**Problem statement:**
Copy the lines that follow, keeping every character the same.

-------- Stored records --------

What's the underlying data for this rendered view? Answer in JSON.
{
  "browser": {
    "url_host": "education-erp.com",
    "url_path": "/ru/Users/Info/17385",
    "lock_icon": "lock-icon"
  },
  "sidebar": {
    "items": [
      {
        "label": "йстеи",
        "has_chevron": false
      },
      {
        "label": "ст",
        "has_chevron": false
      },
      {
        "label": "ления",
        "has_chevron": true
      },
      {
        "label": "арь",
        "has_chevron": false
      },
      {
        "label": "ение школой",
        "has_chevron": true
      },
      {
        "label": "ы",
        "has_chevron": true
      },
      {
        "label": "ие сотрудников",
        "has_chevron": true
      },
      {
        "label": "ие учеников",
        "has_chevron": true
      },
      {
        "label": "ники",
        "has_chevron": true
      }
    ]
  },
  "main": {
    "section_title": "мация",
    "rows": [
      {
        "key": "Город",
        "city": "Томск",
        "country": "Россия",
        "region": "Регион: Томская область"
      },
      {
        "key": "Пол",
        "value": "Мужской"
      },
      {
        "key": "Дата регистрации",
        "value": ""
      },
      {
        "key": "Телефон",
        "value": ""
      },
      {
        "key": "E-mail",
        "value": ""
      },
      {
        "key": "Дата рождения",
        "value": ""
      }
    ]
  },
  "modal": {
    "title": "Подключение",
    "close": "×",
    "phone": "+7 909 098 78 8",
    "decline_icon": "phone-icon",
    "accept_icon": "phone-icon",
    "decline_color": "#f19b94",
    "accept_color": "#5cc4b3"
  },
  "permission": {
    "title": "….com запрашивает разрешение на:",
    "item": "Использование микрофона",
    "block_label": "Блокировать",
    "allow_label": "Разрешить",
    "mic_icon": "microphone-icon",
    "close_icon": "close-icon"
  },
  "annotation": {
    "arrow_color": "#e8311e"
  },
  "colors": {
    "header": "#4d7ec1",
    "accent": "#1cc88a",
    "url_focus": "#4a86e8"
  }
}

--------

**Problem solution:**
What's the underlying data for this rendered view? Answer in JSON.
{
  "browser": {
    "url_host": "education-erp.com",
    "url_path": "/ru/Users/Info/17385",
    "lock_icon": "lock-icon"
  },
  "sidebar": {
    "items": [
      {
        "label": "йстеи",
        "has_chevron": false
      },
      {
        "label": "ст",
        "has_chevron": false
      },
      {
        "label": "ления",
        "has_chevron": true
      },
      {
        "label": "арь",
        "has_chevron": false
      },
      {
        "label": "ение школой",
        "has_chevron": true
      },
      {
        "label": "ы",
        "has_chevron": true
      },
      {
        "label": "ие сотрудников",
        "has_chevron": true
      },
      {
        "label": "ие учеников",
        "has_chevron": true
      },
      {
        "label": "ники",
        "has_chevron": true
      }
    ]
  },
  "main": {
    "section_title": "мация",
    "rows": [
      {
        "key": "Город",
        "city": "Томск",
        "country": "Россия",
        "region": "Регион: Томская область"
      },
      {
        "key": "Пол",
        "value": "Мужской"
      },
      {
        "key": "Дата регистрации",
        "value": ""
      },
      {
        "key": "Телефон",
        "value": ""
      },
      {
        "key": "E-mail",
        "value": ""
      },
      {
        "key": "Дата рождения",
        "value": ""
      }
    ]
  },
  "modal": {
    "title": "Подключение",
    "close": "×",
    "phone": "+7 909 098 78 8",
    "decline_icon": "phone-icon",
    "accept_icon": "phone-icon",
    "decline_color": "#f19b94",
    "accept_color": "#5cc4b3"
  },
  "permission": {
    "title": "….com запрашивает разрешение на:",
    "item": "Использование микрофона",
    "block_label": "Блокировать",
    "allow_label": "Разрешить",
    "mic_icon": "microphone-icon",
    "close_icon": "close-icon"
  },
  "annotation": {
    "arrow_color": "#e8311e"
  },
  "colors": {
    "header": "#4d7ec1",
    "accent": "#1cc88a",
    "url_focus": "#4a86e8"
  }
}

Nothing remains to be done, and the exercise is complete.